____ INFORMATION GIVEN

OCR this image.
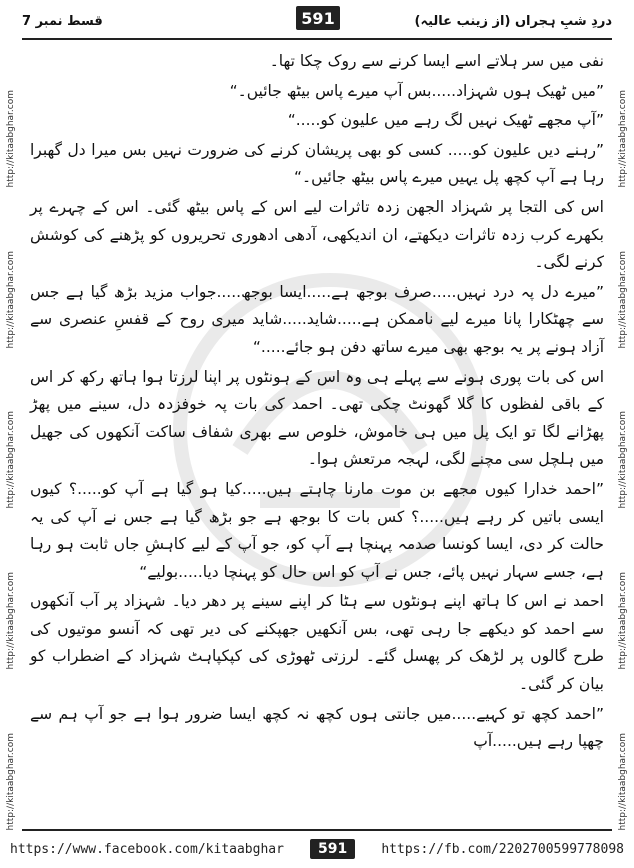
قسط نمبر 7	دردِ شبِ ہجراں (از زینب عالیہ)
591
http://kitaabghar.com
http://kitaabghar.com
http://kitaabghar.com
http://kitaabghar.com
http://kitaabghar.com
http://kitaabghar.com
http://kitaabghar.com
http://kitaabghar.com
http://kitaabghar.com
http://kitaabghar.com

نفی میں سر ہلاتے اسے ایسا کرنے سے روک چکا تھا۔

”میں ٹھیک ہوں شہزاد.....بس آپ میرے پاس بیٹھ جائیں۔“

”آپ مجھے ٹھیک نہیں لگ رہے میں علیون کو.....“

”رہنے دیں علیون کو..... کسی کو بھی پریشان کرنے کی ضرورت نہیں بس میرا دل گھبرا رہا ہے آپ کچھ پل یہیں میرے پاس بیٹھ جائیں۔“

اس کی التجا پر شہزاد الجھن زدہ تاثرات لیے اس کے پاس بیٹھ گئی۔ اس کے چہرے پر بکھرے کرب زدہ تاثرات دیکھتے، ان اندیکھی، آدھی ادھوری تحریروں کو پڑھنے کی کوشش کرنے لگی۔

”میرے دل پہ درد نہیں.....صرف بوجھ ہے.....ایسا بوجھ.....جواب مزید بڑھ گیا ہے جس سے چھٹکارا پانا میرے لیے ناممکن ہے.....شاید.....شاید میری روح کے قفسِ عنصری سے آزاد ہونے پر یہ بوجھ بھی میرے ساتھ دفن ہو جائے.....“

اس کی بات پوری ہونے سے پہلے ہی وہ اس کے ہونٹوں پر اپنا لرزتا ہوا ہاتھ رکھ کر اس کے باقی لفظوں کا گلا گھونٹ چکی تھی۔ احمد کی بات پہ خوفزدہ دل، سینے میں پھڑ پھڑانے لگا تو ایک پل میں ہی خاموش، خلوص سے بھری شفاف ساکت آنکھوں کی جھیل میں ہلچل سی مچنے لگی، لہجہ مرتعش ہوا۔

”احمد خدارا کیوں مجھے بن موت مارنا چاہتے ہیں.....کیا ہو گیا ہے آپ کو.....؟ کیوں ایسی باتیں کر رہے ہیں.....؟ کس بات کا بوجھ ہے جو بڑھ گیا ہے جس نے آپ کی یہ حالت کر دی، ایسا کونسا صدمہ پہنچا ہے آپ کو، جو آپ کے لیے کاہشِ جاں ثابت ہو رہا ہے، جسے سہار نہیں پائے، جس نے آپ کو اس حال کو پہنچا دیا.....بولیے“

احمد نے اس کا ہاتھ اپنے ہونٹوں سے ہٹا کر اپنے سینے پر دھر دیا۔ شہزاد پر آب آنکھوں سے احمد کو دیکھے جا رہی تھی، بس آنکھیں جھپکنے کی دیر تھی کہ آنسو موتیوں کی طرح گالوں پر لڑھک کر پھسل گئے۔ لرزتی ٹھوڑی کی کپکپاہٹ شہزاد کے اضطراب کو بیان کر گئی۔

”احمد کچھ تو کہیے.....میں جانتی ہوں کچھ نہ کچھ ایسا ضرور ہوا ہے جو آپ ہم سے چھپا رہے ہیں.....آپ

https://www.facebook.com/kitaabghar	591	https://fb.com/2202700599778098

________

• WORK TO DO: Reproduce every record word for word. The copy must contain no pictures.

• TASK RESPONSE:
OCR this image.
قسط نمبر 7	دردِ شبِ ہجراں (از زینب عالیہ)
591
http://kitaabghar.com
http://kitaabghar.com
http://kitaabghar.com
http://kitaabghar.com
http://kitaabghar.com
http://kitaabghar.com
http://kitaabghar.com
http://kitaabghar.com
http://kitaabghar.com
http://kitaabghar.com

نفی میں سر ہلاتے اسے ایسا کرنے سے روک چکا تھا۔

”میں ٹھیک ہوں شہزاد.....بس آپ میرے پاس بیٹھ جائیں۔“

”آپ مجھے ٹھیک نہیں لگ رہے میں علیون کو.....“

”رہنے دیں علیون کو..... کسی کو بھی پریشان کرنے کی ضرورت نہیں بس میرا دل گھبرا رہا ہے آپ کچھ پل یہیں میرے پاس بیٹھ جائیں۔“

اس کی التجا پر شہزاد الجھن زدہ تاثرات لیے اس کے پاس بیٹھ گئی۔ اس کے چہرے پر بکھرے کرب زدہ تاثرات دیکھتے، ان اندیکھی، آدھی ادھوری تحریروں کو پڑھنے کی کوشش کرنے لگی۔

”میرے دل پہ درد نہیں.....صرف بوجھ ہے.....ایسا بوجھ.....جواب مزید بڑھ گیا ہے جس سے چھٹکارا پانا میرے لیے ناممکن ہے.....شاید.....شاید میری روح کے قفسِ عنصری سے آزاد ہونے پر یہ بوجھ بھی میرے ساتھ دفن ہو جائے.....“

اس کی بات پوری ہونے سے پہلے ہی وہ اس کے ہونٹوں پر اپنا لرزتا ہوا ہاتھ رکھ کر اس کے باقی لفظوں کا گلا گھونٹ چکی تھی۔ احمد کی بات پہ خوفزدہ دل، سینے میں پھڑ پھڑانے لگا تو ایک پل میں ہی خاموش، خلوص سے بھری شفاف ساکت آنکھوں کی جھیل میں ہلچل سی مچنے لگی، لہجہ مرتعش ہوا۔

”احمد خدارا کیوں مجھے بن موت مارنا چاہتے ہیں.....کیا ہو گیا ہے آپ کو.....؟ کیوں ایسی باتیں کر رہے ہیں.....؟ کس بات کا بوجھ ہے جو بڑھ گیا ہے جس نے آپ کی یہ حالت کر دی، ایسا کونسا صدمہ پہنچا ہے آپ کو، جو آپ کے لیے کاہشِ جاں ثابت ہو رہا ہے، جسے سہار نہیں پائے، جس نے آپ کو اس حال کو پہنچا دیا.....بولیے“

احمد نے اس کا ہاتھ اپنے ہونٹوں سے ہٹا کر اپنے سینے پر دھر دیا۔ شہزاد پر آب آنکھوں سے احمد کو دیکھے جا رہی تھی، بس آنکھیں جھپکنے کی دیر تھی کہ آنسو موتیوں کی طرح گالوں پر لڑھک کر پھسل گئے۔ لرزتی ٹھوڑی کی کپکپاہٹ شہزاد کے اضطراب کو بیان کر گئی۔

”احمد کچھ تو کہیے.....میں جانتی ہوں کچھ نہ کچھ ایسا ضرور ہوا ہے جو آپ ہم سے چھپا رہے ہیں.....آپ

https://www.facebook.com/kitaabghar	591	https://fb.com/2202700599778098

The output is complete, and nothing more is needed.